• _REQUIRED WORK_
Locate the lines of the listing below that hold "data", then copy each of them.
* Begin RECORDS SHOWN *
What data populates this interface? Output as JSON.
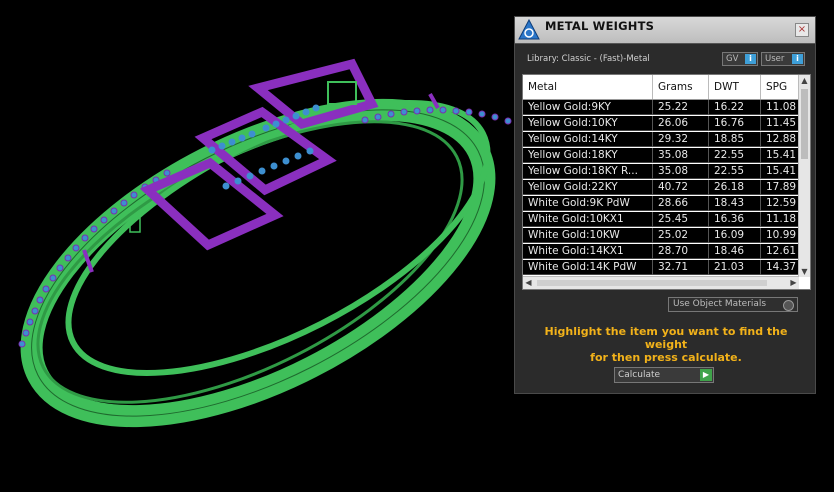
{
  "panel": {
    "title": "METAL WEIGHTS",
    "close": "×",
    "library": "Library: Classic - (Fast)-Metal",
    "gv_label": "GV",
    "user_label": "User",
    "info_glyph": "i",
    "use_object_materials": "Use Object Materials",
    "instruction_line1": "Highlight the item you want to find the weight",
    "instruction_line2": "for then press calculate.",
    "calculate": "Calculate",
    "calculate_go": "▶",
    "scroll_up": "▲",
    "scroll_down": "▼",
    "scroll_left": "◀",
    "scroll_right": "▶"
  },
  "table": {
    "columns": [
      "Metal",
      "Grams",
      "DWT",
      "SPG"
    ],
    "rows": [
      [
        "Yellow Gold:9KY",
        "25.22",
        "16.22",
        "11.08"
      ],
      [
        "Yellow Gold:10KY",
        "26.06",
        "16.76",
        "11.45"
      ],
      [
        "Yellow Gold:14KY",
        "29.32",
        "18.85",
        "12.88"
      ],
      [
        "Yellow Gold:18KY",
        "35.08",
        "22.55",
        "15.41"
      ],
      [
        "Yellow Gold:18KY R...",
        "35.08",
        "22.55",
        "15.41"
      ],
      [
        "Yellow Gold:22KY",
        "40.72",
        "26.18",
        "17.89"
      ],
      [
        "White Gold:9K PdW",
        "28.66",
        "18.43",
        "12.59"
      ],
      [
        "White Gold:10KX1",
        "25.45",
        "16.36",
        "11.18"
      ],
      [
        "White Gold:10KW",
        "25.02",
        "16.09",
        "10.99"
      ],
      [
        "White Gold:14KX1",
        "28.70",
        "18.46",
        "12.61"
      ],
      [
        "White Gold:14K PdW",
        "32.71",
        "21.03",
        "14.37"
      ]
    ]
  },
  "colors": {
    "accent_orange": "#f2b21a",
    "info_blue": "#3e9fd8",
    "go_green": "#3fa34a",
    "band_green": "#3fbf5a",
    "setting_purple": "#8a2fbf",
    "stone_blue": "#3d8fd0"
  },
  "icons": [
    "app-logo-icon",
    "close-icon",
    "info-icon",
    "radio-icon",
    "arrow-right-icon",
    "chevron-up-icon",
    "chevron-down-icon",
    "chevron-left-icon",
    "chevron-right-icon"
  ]
}
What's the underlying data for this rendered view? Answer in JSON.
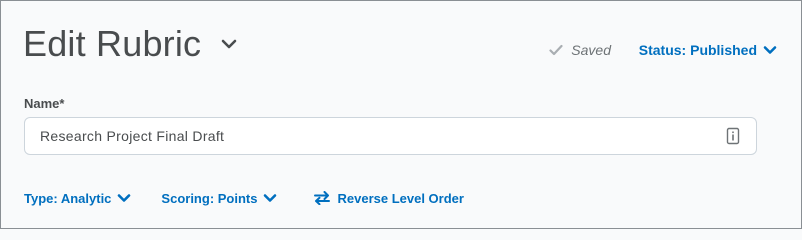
{
  "header": {
    "title": "Edit Rubric",
    "saved_label": "Saved",
    "status_label": "Status: Published"
  },
  "form": {
    "name_label": "Name*",
    "name_value": "Research Project Final Draft"
  },
  "options": {
    "type_label": "Type: Analytic",
    "scoring_label": "Scoring: Points",
    "reverse_label": "Reverse Level Order"
  },
  "icons": {
    "title_menu": "chevron-down-icon",
    "saved": "checkmark-icon",
    "status": "chevron-down-icon",
    "input": "field-info-icon",
    "type": "chevron-down-icon",
    "scoring": "chevron-down-icon",
    "reverse": "swap-arrows-icon"
  },
  "colors": {
    "link": "#006fbf",
    "text": "#494c4e",
    "muted": "#6e7376",
    "background": "#f9fafb"
  }
}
* End RECORDS SHOWN *
• _WRITTEN ANSWER_
What data populates this interface? Output as JSON.
What's the underlying data for this rendered view? Answer in JSON.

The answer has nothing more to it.